• WHAT TO DO:
Please copy every line of the records below that holds the word "Employer".

• EXTRACTED ENTRIES:

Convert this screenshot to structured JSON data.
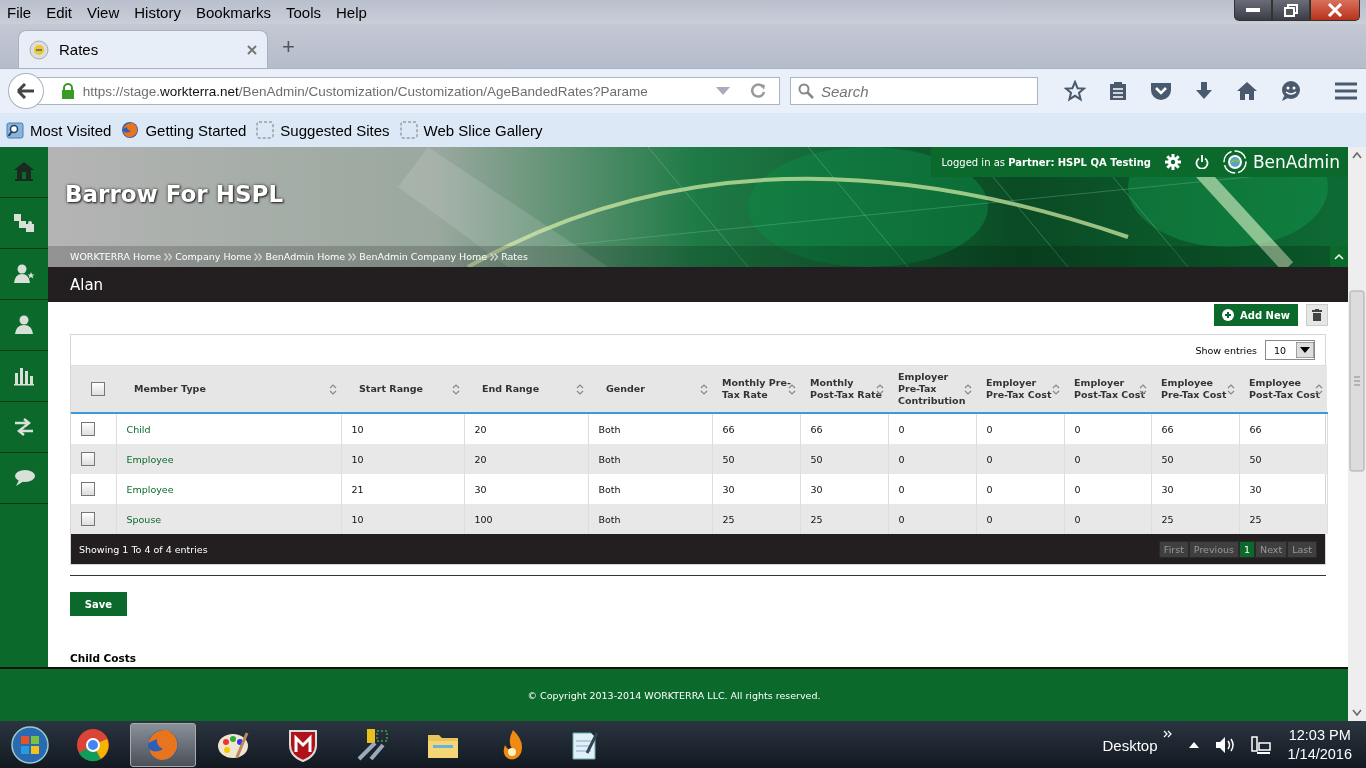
{
  "menu": [
    "File",
    "Edit",
    "View",
    "History",
    "Bookmarks",
    "Tools",
    "Help"
  ],
  "tabs": [
    {
      "label": "Rates",
      "selected": true
    }
  ],
  "new_tab": "+",
  "address_bar": {
    "scheme": "https://stage.",
    "domain": "workterra.net",
    "path": "/BenAdmin/Customization/Customization/AgeBandedRates?Parame"
  },
  "search": {
    "placeholder": "Search"
  },
  "bookmarks": [
    {
      "label": "Most Visited",
      "kind": "search"
    },
    {
      "label": "Getting Started",
      "kind": "fox"
    },
    {
      "label": "Suggested Sites",
      "kind": "dashed"
    },
    {
      "label": "Web Slice Gallery",
      "kind": "dashed"
    }
  ],
  "sidebar": {
    "items": [
      {
        "kind": "home"
      },
      {
        "kind": "puzzle"
      },
      {
        "kind": "person-star"
      },
      {
        "kind": "person"
      },
      {
        "kind": "chart"
      },
      {
        "kind": "arrows"
      },
      {
        "kind": "speech"
      }
    ]
  },
  "header": {
    "title": "Barrow For HSPL",
    "login_prefix": "Logged in as",
    "login_role": "Partner:",
    "login_name": "HSPL QA Testing",
    "brand": "BenAdmin"
  },
  "breadcrumbs": [
    "WORKTERRA Home",
    "Company Home",
    "BenAdmin Home",
    "BenAdmin Company Home",
    "Rates"
  ],
  "section_title": "Alan",
  "add_button": "Add New",
  "show_entries": {
    "label": "Show entries",
    "value": "10"
  },
  "table": {
    "header_checked": false,
    "columns": [
      "Member Type",
      "Start Range",
      "End Range",
      "Gender",
      "Monthly Pre-Tax Rate",
      "Monthly Post-Tax Rate",
      "Employer Pre-Tax Contribution",
      "Employer Pre-Tax Cost",
      "Employer Post-Tax Cost",
      "Employee Pre-Tax Cost",
      "Employee Post-Tax Cost"
    ],
    "rows": [
      {
        "checked": false,
        "cells": [
          "Child",
          "10",
          "20",
          "Both",
          "66",
          "66",
          "0",
          "0",
          "0",
          "66",
          "66"
        ]
      },
      {
        "checked": false,
        "cells": [
          "Employee",
          "10",
          "20",
          "Both",
          "50",
          "50",
          "0",
          "0",
          "0",
          "50",
          "50"
        ]
      },
      {
        "checked": false,
        "cells": [
          "Employee",
          "21",
          "30",
          "Both",
          "30",
          "30",
          "0",
          "0",
          "0",
          "30",
          "30"
        ]
      },
      {
        "checked": false,
        "cells": [
          "Spouse",
          "10",
          "100",
          "Both",
          "25",
          "25",
          "0",
          "0",
          "0",
          "25",
          "25"
        ]
      }
    ]
  },
  "table_info": "Showing 1 To 4 of 4 entries",
  "pagination": [
    {
      "label": "First",
      "selected": false
    },
    {
      "label": "Previous",
      "selected": false
    },
    {
      "label": "1",
      "selected": true
    },
    {
      "label": "Next",
      "selected": false
    },
    {
      "label": "Last",
      "selected": false
    }
  ],
  "save_button": "Save",
  "subheading": "Child Costs",
  "footer": "© Copyright 2013-2014 WORKTERRA LLC. All rights reserved.",
  "taskbar": {
    "apps": [
      {
        "kind": "chrome",
        "selected": false
      },
      {
        "kind": "fox",
        "selected": true
      },
      {
        "kind": "palette",
        "selected": false
      },
      {
        "kind": "shield",
        "selected": false
      },
      {
        "kind": "tools",
        "selected": false
      },
      {
        "kind": "folder",
        "selected": false
      },
      {
        "kind": "flame",
        "selected": false
      },
      {
        "kind": "notepad",
        "selected": false
      }
    ],
    "desktop_label": "Desktop",
    "time": "12:03 PM",
    "date": "1/14/2016"
  }
}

• ANSWER BELOW:
      "Employer Pre-Tax Contribution",
      "Employer Pre-Tax Cost",
      "Employer Post-Tax Cost",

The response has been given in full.